Excerpted text
[start]
# First Range Trip with my P99



## ScottyB (Dec 13, 2007)

I finally took my new P99 AS 9mm to the range. I only had about 40-45 minutes before they closed, so I had to hurry a bit.

I shot:
50 124 grain Magtech Clean Range (TMJ, lead free primer)
60ish 115 grain Magtech Clean Range (TMJ, lead free primer)
30 90 grain SBR Greenmatch (full non-tox, frangible)

The lighter weight SBR's kicked noticeably easier than the Magtechs.

I did not have a single FTF or FTE.

My accuracy was nothing to write home about, but it was okay.

I really like the gun so far. It is very easy to operate and I like the trigger. The SA pull is very short and very light. :mrgreen:


----------



## ScottyB (Dec 13, 2007)

*One more thing...*

the UPLula mag loader works great. It had problems loading the 15th cartridge (I usually ended up doing it by hand), but the rest of them were quick and pretty easy.

I'd definitely recommend it.


----------



## Shipwreck (Jan 26, 2006)

Glad U like the gun.

I haven't bothered with a mag loader because most of my mags are so easy to lead.
[end]
(Region and label listings)
[start]
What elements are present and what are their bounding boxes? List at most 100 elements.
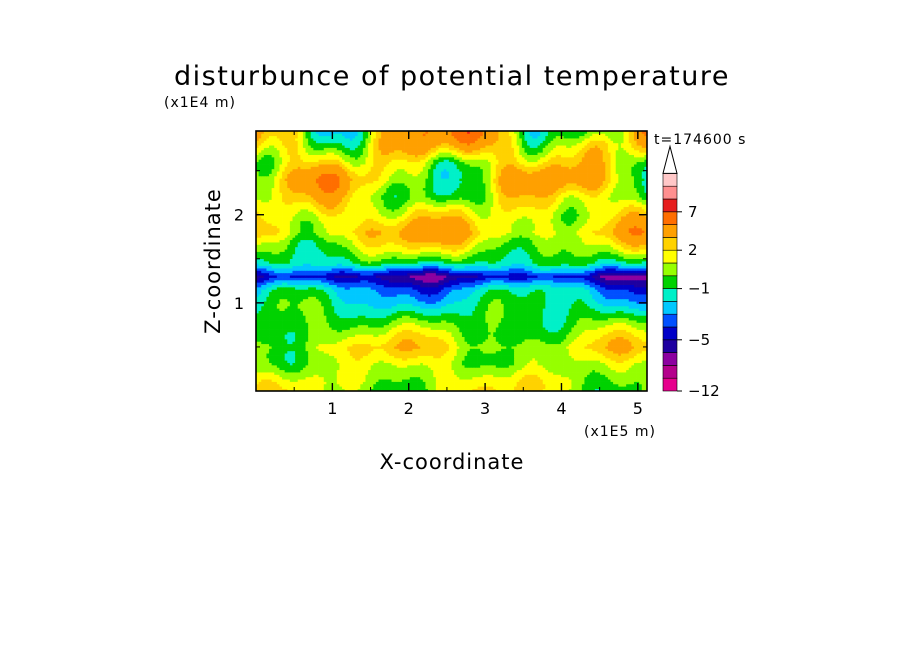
contour-cell xyxy=(271,317,275,321)
contour-cell xyxy=(511,365,515,368)
contour-cell xyxy=(349,383,353,387)
contour-cell xyxy=(581,331,585,335)
contour-cell xyxy=(295,376,299,380)
contour-cell xyxy=(454,324,458,328)
contour-cell xyxy=(375,360,379,363)
contour-cell xyxy=(276,355,280,359)
contour-cell xyxy=(362,355,366,359)
contour-cell xyxy=(516,329,520,333)
contour-cell xyxy=(271,322,275,326)
contour-cell xyxy=(441,339,445,342)
contour-cell xyxy=(302,331,306,335)
contour-cell xyxy=(391,386,395,389)
contour-cell xyxy=(472,348,476,352)
contour-cell xyxy=(631,315,635,319)
contour-cell xyxy=(334,367,338,371)
contour-cell xyxy=(328,386,332,389)
contour-cell xyxy=(347,310,351,314)
contour-cell xyxy=(292,355,296,359)
contour-cell xyxy=(558,322,562,326)
contour-cell xyxy=(256,336,259,340)
contour-cell xyxy=(412,350,416,354)
contour-cell xyxy=(600,324,604,328)
contour-cell xyxy=(313,327,317,330)
contour-cell xyxy=(357,334,361,337)
contour-cell xyxy=(490,362,494,366)
contour-cell xyxy=(425,365,429,368)
contour-cell xyxy=(485,362,489,366)
contour-cell xyxy=(289,388,293,391)
contour-cell xyxy=(639,336,643,340)
contour-cell xyxy=(269,357,272,361)
contour-cell xyxy=(602,350,606,354)
contour-cell xyxy=(269,355,272,359)
contour-cell xyxy=(639,320,643,323)
contour-cell xyxy=(263,343,267,347)
contour-cell xyxy=(289,362,293,366)
contour-cell xyxy=(409,336,413,340)
contour-cell xyxy=(602,365,606,368)
contour-cell xyxy=(633,388,637,391)
contour-cell xyxy=(514,317,518,321)
contour-cell xyxy=(623,367,627,371)
contour-cell xyxy=(501,313,504,316)
contour-cell xyxy=(318,310,322,314)
contour-cell xyxy=(355,379,359,382)
contour-cell xyxy=(584,313,588,316)
contour-cell xyxy=(435,353,439,356)
contour-cell xyxy=(308,374,312,378)
contour-cell xyxy=(451,336,455,340)
contour-cell xyxy=(563,350,567,354)
contour-cell xyxy=(433,353,437,356)
contour-cell xyxy=(276,376,280,380)
contour-cell xyxy=(310,317,314,321)
contour-cell xyxy=(514,341,518,345)
contour-cell xyxy=(594,383,598,387)
contour-cell xyxy=(409,313,413,316)
contour-cell xyxy=(540,386,544,389)
contour-cell xyxy=(375,388,379,391)
contour-cell xyxy=(261,346,265,349)
contour-cell xyxy=(469,388,473,391)
contour-cell xyxy=(417,334,421,337)
contour-cell xyxy=(391,334,395,337)
contour-cell xyxy=(547,379,551,382)
contour-cell xyxy=(318,348,322,352)
contour-cell xyxy=(263,365,267,368)
contour-cell xyxy=(456,329,460,333)
contour-cell xyxy=(297,313,301,316)
contour-cell xyxy=(610,350,614,354)
contour-cell xyxy=(313,341,317,345)
contour-cell xyxy=(519,339,523,342)
contour-cell xyxy=(521,369,525,373)
contour-cell xyxy=(328,341,332,345)
contour-cell xyxy=(347,336,351,340)
contour-cell xyxy=(412,343,416,347)
contour-cell xyxy=(563,320,567,323)
contour-cell xyxy=(425,360,429,363)
contour-cell xyxy=(339,386,343,389)
contour-cell xyxy=(271,334,275,337)
contour-cell xyxy=(282,372,286,375)
contour-cell xyxy=(467,322,471,326)
contour-cell xyxy=(274,324,278,328)
contour-cell xyxy=(472,331,476,335)
contour-cell xyxy=(448,334,452,337)
contour-cell xyxy=(349,334,353,337)
contour-cell xyxy=(615,379,619,382)
contour-cell xyxy=(349,360,353,363)
chart-title: disturbunce of potential temperature xyxy=(174,61,730,92)
contour-cell xyxy=(639,369,643,373)
contour-cell xyxy=(347,357,351,361)
contour-cell xyxy=(282,353,286,356)
contour-cell xyxy=(292,381,296,385)
contour-cell xyxy=(506,336,510,340)
contour-cell xyxy=(378,369,382,373)
contour-cell xyxy=(310,381,314,385)
contour-cell xyxy=(605,350,609,354)
contour-cell xyxy=(613,315,617,319)
contour-cell xyxy=(446,386,450,389)
contour-cell xyxy=(644,376,647,380)
contour-cell xyxy=(607,379,611,382)
contour-cell xyxy=(302,313,306,316)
[end]
Exercise instructions
- a) Gather every line of the records that contains the string "disturbunce". Case counts.
- b) Extend the forum thread about a first range trip with a P99, picking up after its final sentence.

Expected responses
- a)
chart-title: disturbunce of potential temperature xyxy=(174,61,730,92)

- b)
When U buy more P99 mags, be aware that you can get SW99 mags for about $10 less, and they are essentially the same mag. They are made by the same factory (Mec Gar), and they even can fit 1 extra round (16 rounds).


----------



## James NM (Jan 4, 2007)

ScottyB said:


> the UPLula mag loader works great. It had problems loading the 15th cartridge (I usually ended up doing it by hand), but the rest of them were quick and pretty easy.


I guess the gun & the mags are new? If so, the mag will get easier to load with use & break in. If you'll leave the mags loaded for a while, the last round will get easier to load.

And yea, the Uplula AND the P99 are excellent products. The trigger - and therefore the accuracy - will get better with use.


----------



## ScottyB (Dec 13, 2007)

I bought the UPLULA before I ever even loaded the mags. I just saw the video demo of it and it looked fast and easy, so I bought one.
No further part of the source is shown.